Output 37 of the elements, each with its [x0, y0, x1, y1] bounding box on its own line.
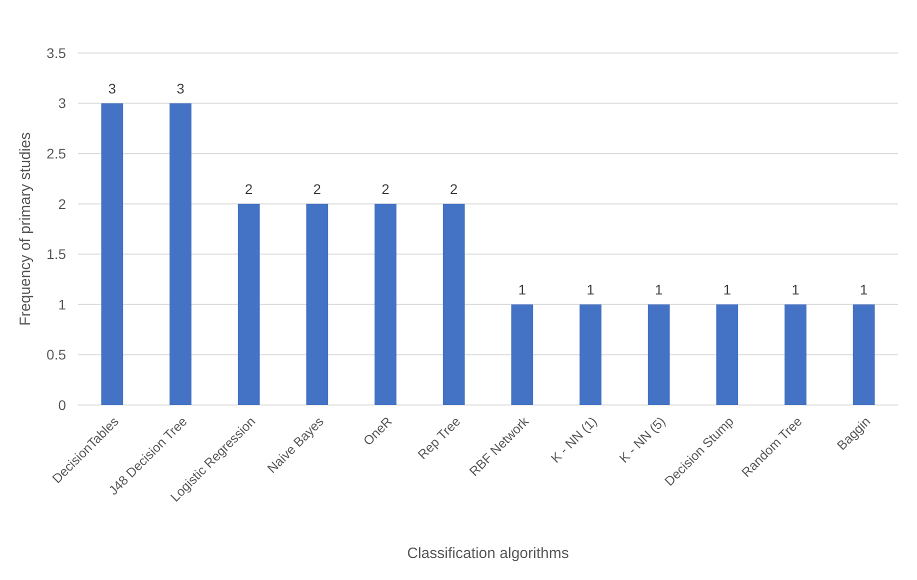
y-tick-label: 1.5 — [46, 246, 66, 262]
y-tick-label: 3 — [58, 95, 66, 112]
bar — [784, 304, 806, 405]
bar — [716, 304, 738, 405]
bar — [306, 204, 328, 405]
x-tick-label: K - NN (5) — [616, 414, 668, 466]
y-tick-label: 2 — [58, 196, 66, 212]
data-label: 2 — [450, 180, 458, 197]
x-tick-label: Rep Tree — [414, 414, 464, 462]
bar — [580, 304, 602, 405]
data-label: 3 — [176, 80, 185, 96]
y-tick-label: 2.5 — [46, 145, 66, 162]
bar — [648, 304, 670, 405]
data-label: 3 — [108, 80, 116, 96]
data-label: 1 — [654, 281, 663, 298]
bar — [238, 204, 260, 405]
bar — [511, 304, 534, 405]
data-label: 1 — [723, 281, 732, 298]
bar — [852, 304, 875, 405]
y-tick-label: 3.5 — [46, 44, 66, 61]
data-label: 2 — [244, 180, 253, 197]
y-axis-title: Frequency of primary studies — [17, 132, 34, 326]
x-tick-label: K - NN (1) — [548, 414, 600, 466]
data-label: 2 — [382, 180, 390, 197]
bar — [374, 204, 396, 405]
data-label: 2 — [313, 180, 322, 197]
y-tick-label: 1 — [58, 296, 66, 312]
bar — [442, 204, 465, 405]
data-label: 1 — [792, 281, 800, 298]
data-label: 1 — [860, 281, 868, 298]
x-axis-title: Classification algorithms — [407, 545, 569, 562]
y-tick-label: 0.5 — [46, 346, 66, 363]
data-label: 1 — [586, 281, 595, 298]
bar — [101, 103, 124, 405]
bar — [170, 103, 192, 405]
y-tick-label: 0 — [58, 396, 66, 413]
data-label: 1 — [518, 281, 526, 298]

▶ [Problem requirements]
Revise these lines by replacing "data-label" with "value-label" wherever it occurs, leaving everything else unchanged, and omit the picture from your answer.

▶ [Output]
Output 37 of the elements, each with its [x0, y0, x1, y1] bounding box on its own line.
y-tick-label: 1.5 — [46, 246, 66, 262]
y-tick-label: 3 — [58, 95, 66, 112]
bar — [784, 304, 806, 405]
bar — [716, 304, 738, 405]
bar — [306, 204, 328, 405]
x-tick-label: K - NN (5) — [616, 414, 668, 466]
y-tick-label: 2 — [58, 196, 66, 212]
value-label: 2 — [450, 180, 458, 197]
x-tick-label: Rep Tree — [414, 414, 464, 462]
bar — [580, 304, 602, 405]
value-label: 3 — [176, 80, 185, 96]
y-tick-label: 2.5 — [46, 145, 66, 162]
bar — [648, 304, 670, 405]
value-label: 3 — [108, 80, 116, 96]
value-label: 1 — [654, 281, 663, 298]
bar — [238, 204, 260, 405]
bar — [511, 304, 534, 405]
value-label: 1 — [723, 281, 732, 298]
bar — [852, 304, 875, 405]
y-tick-label: 3.5 — [46, 44, 66, 61]
value-label: 2 — [244, 180, 253, 197]
y-axis-title: Frequency of primary studies — [17, 132, 34, 326]
x-tick-label: K - NN (1) — [548, 414, 600, 466]
value-label: 2 — [382, 180, 390, 197]
bar — [374, 204, 396, 405]
value-label: 2 — [313, 180, 322, 197]
y-tick-label: 1 — [58, 296, 66, 312]
bar — [442, 204, 465, 405]
value-label: 1 — [792, 281, 800, 298]
value-label: 1 — [860, 281, 868, 298]
x-axis-title: Classification algorithms — [407, 545, 569, 562]
y-tick-label: 0.5 — [46, 346, 66, 363]
value-label: 1 — [586, 281, 595, 298]
bar — [101, 103, 124, 405]
bar — [170, 103, 192, 405]
y-tick-label: 0 — [58, 396, 66, 413]
value-label: 1 — [518, 281, 526, 298]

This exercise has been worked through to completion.